──────── PROVIDED MATERIAL ────────

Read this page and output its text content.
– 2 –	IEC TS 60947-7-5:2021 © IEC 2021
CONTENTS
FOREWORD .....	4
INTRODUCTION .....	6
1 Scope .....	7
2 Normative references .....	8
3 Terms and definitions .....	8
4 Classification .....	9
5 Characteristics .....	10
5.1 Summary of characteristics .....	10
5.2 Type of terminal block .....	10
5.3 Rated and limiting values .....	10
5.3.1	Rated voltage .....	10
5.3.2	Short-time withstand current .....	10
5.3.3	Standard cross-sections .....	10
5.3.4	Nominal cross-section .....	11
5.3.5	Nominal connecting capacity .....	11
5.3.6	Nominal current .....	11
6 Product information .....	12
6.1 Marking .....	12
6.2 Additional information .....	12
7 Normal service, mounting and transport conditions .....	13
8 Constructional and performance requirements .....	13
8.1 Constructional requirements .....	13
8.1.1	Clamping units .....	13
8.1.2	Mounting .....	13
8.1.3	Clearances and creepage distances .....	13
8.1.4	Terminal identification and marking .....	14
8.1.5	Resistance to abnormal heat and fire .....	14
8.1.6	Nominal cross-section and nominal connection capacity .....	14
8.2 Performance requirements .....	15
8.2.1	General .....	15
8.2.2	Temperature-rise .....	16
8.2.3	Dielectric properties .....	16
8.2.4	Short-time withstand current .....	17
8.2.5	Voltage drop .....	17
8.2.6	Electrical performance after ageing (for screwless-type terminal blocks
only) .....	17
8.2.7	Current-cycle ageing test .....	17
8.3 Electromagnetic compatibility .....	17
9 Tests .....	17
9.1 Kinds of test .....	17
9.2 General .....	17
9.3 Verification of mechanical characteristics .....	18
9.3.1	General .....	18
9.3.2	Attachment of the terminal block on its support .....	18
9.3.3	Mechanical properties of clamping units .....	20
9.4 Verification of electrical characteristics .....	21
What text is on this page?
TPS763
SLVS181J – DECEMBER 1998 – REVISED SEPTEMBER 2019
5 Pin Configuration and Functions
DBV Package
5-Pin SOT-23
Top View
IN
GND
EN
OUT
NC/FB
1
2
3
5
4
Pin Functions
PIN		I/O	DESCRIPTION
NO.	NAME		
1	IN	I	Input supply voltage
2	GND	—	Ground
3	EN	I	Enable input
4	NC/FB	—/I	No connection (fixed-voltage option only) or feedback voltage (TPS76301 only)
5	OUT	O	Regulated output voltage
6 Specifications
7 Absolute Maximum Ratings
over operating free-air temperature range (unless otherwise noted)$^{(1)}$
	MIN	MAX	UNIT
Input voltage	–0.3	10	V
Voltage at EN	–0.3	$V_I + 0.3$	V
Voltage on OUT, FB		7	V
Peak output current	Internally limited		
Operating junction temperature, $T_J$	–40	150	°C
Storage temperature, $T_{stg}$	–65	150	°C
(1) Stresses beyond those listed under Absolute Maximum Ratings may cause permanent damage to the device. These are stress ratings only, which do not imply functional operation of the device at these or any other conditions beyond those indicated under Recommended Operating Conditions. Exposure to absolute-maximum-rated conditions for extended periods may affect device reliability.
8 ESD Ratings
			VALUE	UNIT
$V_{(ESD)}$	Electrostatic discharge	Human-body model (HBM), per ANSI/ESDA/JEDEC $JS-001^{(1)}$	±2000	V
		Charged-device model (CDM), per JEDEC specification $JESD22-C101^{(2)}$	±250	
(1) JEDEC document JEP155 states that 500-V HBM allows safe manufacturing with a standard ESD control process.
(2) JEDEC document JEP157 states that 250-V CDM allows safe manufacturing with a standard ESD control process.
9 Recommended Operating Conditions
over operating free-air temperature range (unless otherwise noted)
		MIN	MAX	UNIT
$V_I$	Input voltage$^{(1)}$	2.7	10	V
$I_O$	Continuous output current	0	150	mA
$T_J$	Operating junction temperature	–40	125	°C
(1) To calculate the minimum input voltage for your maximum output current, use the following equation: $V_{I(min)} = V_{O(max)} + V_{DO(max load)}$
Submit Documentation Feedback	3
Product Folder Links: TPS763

────────

Write out the full set of records exactly as given.

Read this page and output its text content.
– 2 –	IEC TS 60947-7-5:2021 © IEC 2021
CONTENTS
FOREWORD .....	4
INTRODUCTION .....	6
1 Scope .....	7
2 Normative references .....	8
3 Terms and definitions .....	8
4 Classification .....	9
5 Characteristics .....	10
5.1 Summary of characteristics .....	10
5.2 Type of terminal block .....	10
5.3 Rated and limiting values .....	10
5.3.1	Rated voltage .....	10
5.3.2	Short-time withstand current .....	10
5.3.3	Standard cross-sections .....	10
5.3.4	Nominal cross-section .....	11
5.3.5	Nominal connecting capacity .....	11
5.3.6	Nominal current .....	11
6 Product information .....	12
6.1 Marking .....	12
6.2 Additional information .....	12
7 Normal service, mounting and transport conditions .....	13
8 Constructional and performance requirements .....	13
8.1 Constructional requirements .....	13
8.1.1	Clamping units .....	13
8.1.2	Mounting .....	13
8.1.3	Clearances and creepage distances .....	13
8.1.4	Terminal identification and marking .....	14
8.1.5	Resistance to abnormal heat and fire .....	14
8.1.6	Nominal cross-section and nominal connection capacity .....	14
8.2 Performance requirements .....	15
8.2.1	General .....	15
8.2.2	Temperature-rise .....	16
8.2.3	Dielectric properties .....	16
8.2.4	Short-time withstand current .....	17
8.2.5	Voltage drop .....	17
8.2.6	Electrical performance after ageing (for screwless-type terminal blocks
only) .....	17
8.2.7	Current-cycle ageing test .....	17
8.3 Electromagnetic compatibility .....	17
9 Tests .....	17
9.1 Kinds of test .....	17
9.2 General .....	17
9.3 Verification of mechanical characteristics .....	18
9.3.1	General .....	18
9.3.2	Attachment of the terminal block on its support .....	18
9.3.3	Mechanical properties of clamping units .....	20
9.4 Verification of electrical characteristics .....	21
What text is on this page?
TPS763
SLVS181J – DECEMBER 1998 – REVISED SEPTEMBER 2019
5 Pin Configuration and Functions
DBV Package
5-Pin SOT-23
Top View
IN
GND
EN
OUT
NC/FB
1
2
3
5
4
Pin Functions
PIN		I/O	DESCRIPTION
NO.	NAME		
1	IN	I	Input supply voltage
2	GND	—	Ground
3	EN	I	Enable input
4	NC/FB	—/I	No connection (fixed-voltage option only) or feedback voltage (TPS76301 only)
5	OUT	O	Regulated output voltage
6 Specifications
7 Absolute Maximum Ratings
over operating free-air temperature range (unless otherwise noted)$^{(1)}$
	MIN	MAX	UNIT
Input voltage	–0.3	10	V
Voltage at EN	–0.3	$V_I + 0.3$	V
Voltage on OUT, FB		7	V
Peak output current	Internally limited		
Operating junction temperature, $T_J$	–40	150	°C
Storage temperature, $T_{stg}$	–65	150	°C
(1) Stresses beyond those listed under Absolute Maximum Ratings may cause permanent damage to the device. These are stress ratings only, which do not imply functional operation of the device at these or any other conditions beyond those indicated under Recommended Operating Conditions. Exposure to absolute-maximum-rated conditions for extended periods may affect device reliability.
8 ESD Ratings
			VALUE	UNIT
$V_{(ESD)}$	Electrostatic discharge	Human-body model (HBM), per ANSI/ESDA/JEDEC $JS-001^{(1)}$	±2000	V
		Charged-device model (CDM), per JEDEC specification $JESD22-C101^{(2)}$	±250	
(1) JEDEC document JEP155 states that 500-V HBM allows safe manufacturing with a standard ESD control process.
(2) JEDEC document JEP157 states that 250-V CDM allows safe manufacturing with a standard ESD control process.
9 Recommended Operating Conditions
over operating free-air temperature range (unless otherwise noted)
		MIN	MAX	UNIT
$V_I$	Input voltage$^{(1)}$	2.7	10	V
$I_O$	Continuous output current	0	150	mA
$T_J$	Operating junction temperature	–40	125	°C
(1) To calculate the minimum input voltage for your maximum output current, use the following equation: $V_{I(min)} = V_{O(max)} + V_{DO(max load)}$
Submit Documentation Feedback	3
Product Folder Links: TPS763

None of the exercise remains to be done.